**Extrait de page**
────────────────────
Arrêt n°1219 du 16 décembre 2020 (19-17.637 ; 19-17.667 ) - Cour de cassation - Chambre sociale - ECLI:FR:CCASS:2020:SO001219
Mesures d’instructionCassation
Sommaire :
Il résulte de l’article 145 du code de procédure civile que s’il existe un motif légitime de conserver ou d’établir avant tout procès la preuve de faits dont pourrait dépendre la solution d’un litige, les mesures d’instruction légalement admissibles peuvent être ordonnées à la demande de tout intéressé. Il résulte par ailleurs des articles 6 et 8 de la Convention de sauvegarde des droits de l’homme et des libertés fondamentales, 9 du code civil et 9 du code de procédure civile, que le droit à la preuve peut justifier la production d’éléments portant atteinte à la vie personnelle à la condition que cette production soit indispensable à l’exercice de ce droit et que l’atteinte soit proportionnée au but poursuivi.
Viole ces dispositions la cour d’appel qui, après avoir constaté que les salariés justifiaient d’un motif légitime à établir avant tout procès la preuve des faits de discrimination dont ils s’estimaient victimes, les déboute de leur demande de production et communication de pièces sous astreinte, au motif que la mesure demandée excède par sa généralité les prévisions de l’article 145 du code de procédure civile, sans vérifier quelles mesures étaient indispensables à la protection de leur droit à la preuve et proportionnées au but poursuivi, au besoin en cantonnant le périmètre de la production de pièces sollicitée.
────────────────────
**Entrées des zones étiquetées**

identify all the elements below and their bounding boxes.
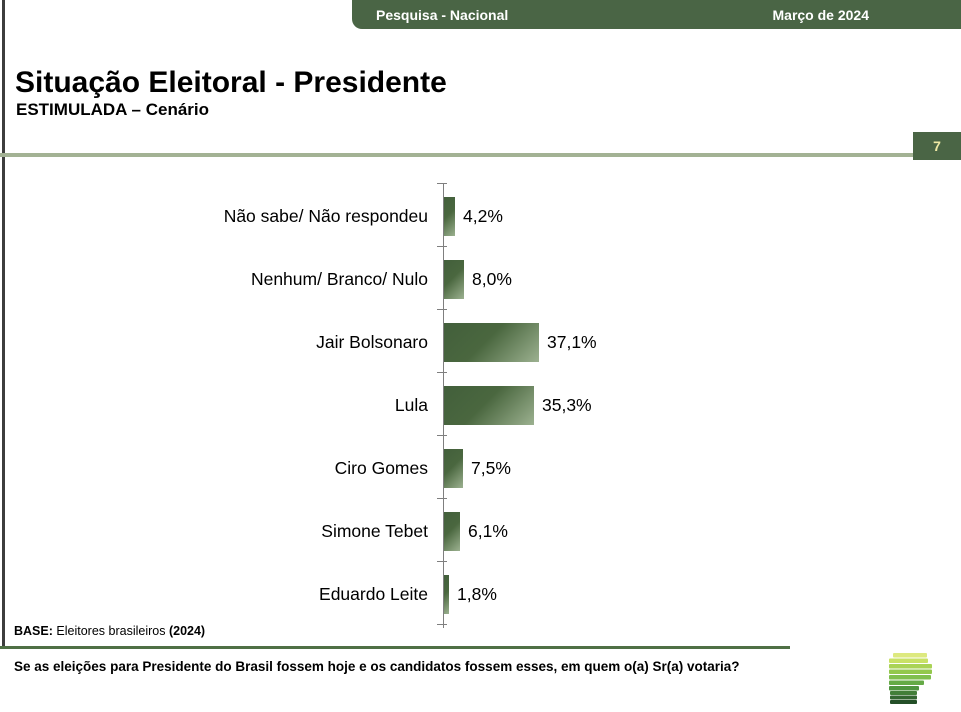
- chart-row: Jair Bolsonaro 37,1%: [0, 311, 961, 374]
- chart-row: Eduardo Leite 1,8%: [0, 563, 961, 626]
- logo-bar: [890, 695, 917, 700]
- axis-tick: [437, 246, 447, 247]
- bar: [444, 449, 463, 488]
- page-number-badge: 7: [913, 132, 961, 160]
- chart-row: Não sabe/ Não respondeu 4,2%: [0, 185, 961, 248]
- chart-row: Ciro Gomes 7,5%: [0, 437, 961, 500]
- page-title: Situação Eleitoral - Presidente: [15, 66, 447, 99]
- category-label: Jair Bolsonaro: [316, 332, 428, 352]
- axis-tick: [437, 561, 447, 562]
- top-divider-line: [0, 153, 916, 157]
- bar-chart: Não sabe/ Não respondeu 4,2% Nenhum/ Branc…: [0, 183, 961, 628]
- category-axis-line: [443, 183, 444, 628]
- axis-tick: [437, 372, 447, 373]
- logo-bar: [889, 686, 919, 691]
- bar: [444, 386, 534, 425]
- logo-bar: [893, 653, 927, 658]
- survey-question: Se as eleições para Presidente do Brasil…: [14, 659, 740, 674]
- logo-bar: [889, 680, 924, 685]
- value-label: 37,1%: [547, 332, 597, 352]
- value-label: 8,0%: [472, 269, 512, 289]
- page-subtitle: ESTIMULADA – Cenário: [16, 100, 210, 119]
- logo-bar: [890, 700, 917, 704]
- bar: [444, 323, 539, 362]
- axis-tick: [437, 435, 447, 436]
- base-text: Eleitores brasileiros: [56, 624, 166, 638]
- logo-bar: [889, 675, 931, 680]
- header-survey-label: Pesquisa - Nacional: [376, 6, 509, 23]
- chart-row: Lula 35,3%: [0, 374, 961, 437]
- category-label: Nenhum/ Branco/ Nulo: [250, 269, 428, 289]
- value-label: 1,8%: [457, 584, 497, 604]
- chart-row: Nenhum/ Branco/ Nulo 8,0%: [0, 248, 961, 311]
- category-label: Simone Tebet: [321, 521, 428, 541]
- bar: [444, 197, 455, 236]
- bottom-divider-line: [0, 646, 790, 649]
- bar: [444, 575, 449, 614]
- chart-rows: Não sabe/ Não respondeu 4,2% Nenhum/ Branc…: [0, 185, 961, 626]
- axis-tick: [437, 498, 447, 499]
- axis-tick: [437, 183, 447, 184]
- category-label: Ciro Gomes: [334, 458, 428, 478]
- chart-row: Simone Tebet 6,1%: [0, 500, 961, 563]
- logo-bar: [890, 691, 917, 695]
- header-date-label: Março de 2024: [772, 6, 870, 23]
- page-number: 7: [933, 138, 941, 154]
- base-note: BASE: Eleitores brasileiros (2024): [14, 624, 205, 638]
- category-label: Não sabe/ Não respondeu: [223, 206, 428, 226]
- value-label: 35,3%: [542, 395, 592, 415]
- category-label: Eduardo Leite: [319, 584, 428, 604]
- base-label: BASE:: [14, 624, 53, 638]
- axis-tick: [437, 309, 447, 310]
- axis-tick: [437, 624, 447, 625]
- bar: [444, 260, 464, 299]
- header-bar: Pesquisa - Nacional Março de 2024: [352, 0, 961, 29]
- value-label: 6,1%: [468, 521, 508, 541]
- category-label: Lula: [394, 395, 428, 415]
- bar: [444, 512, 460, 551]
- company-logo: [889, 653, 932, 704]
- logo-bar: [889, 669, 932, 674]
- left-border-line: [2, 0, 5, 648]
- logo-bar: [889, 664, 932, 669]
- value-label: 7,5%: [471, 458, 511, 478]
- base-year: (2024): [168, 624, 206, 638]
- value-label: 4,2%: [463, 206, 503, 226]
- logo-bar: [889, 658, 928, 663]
────────────────────
**Travail demandé**
D'après l'extrait de page sur cet arrêt de la Cour de cassation, pour quel motif la cour d'appel a-t-elle rejeté la demande des salariés ?

**La réponse**
Elle a jugé que la mesure demandée dépassait, par sa généralité, ce que prévoit l'article 145 du code de procédure civile.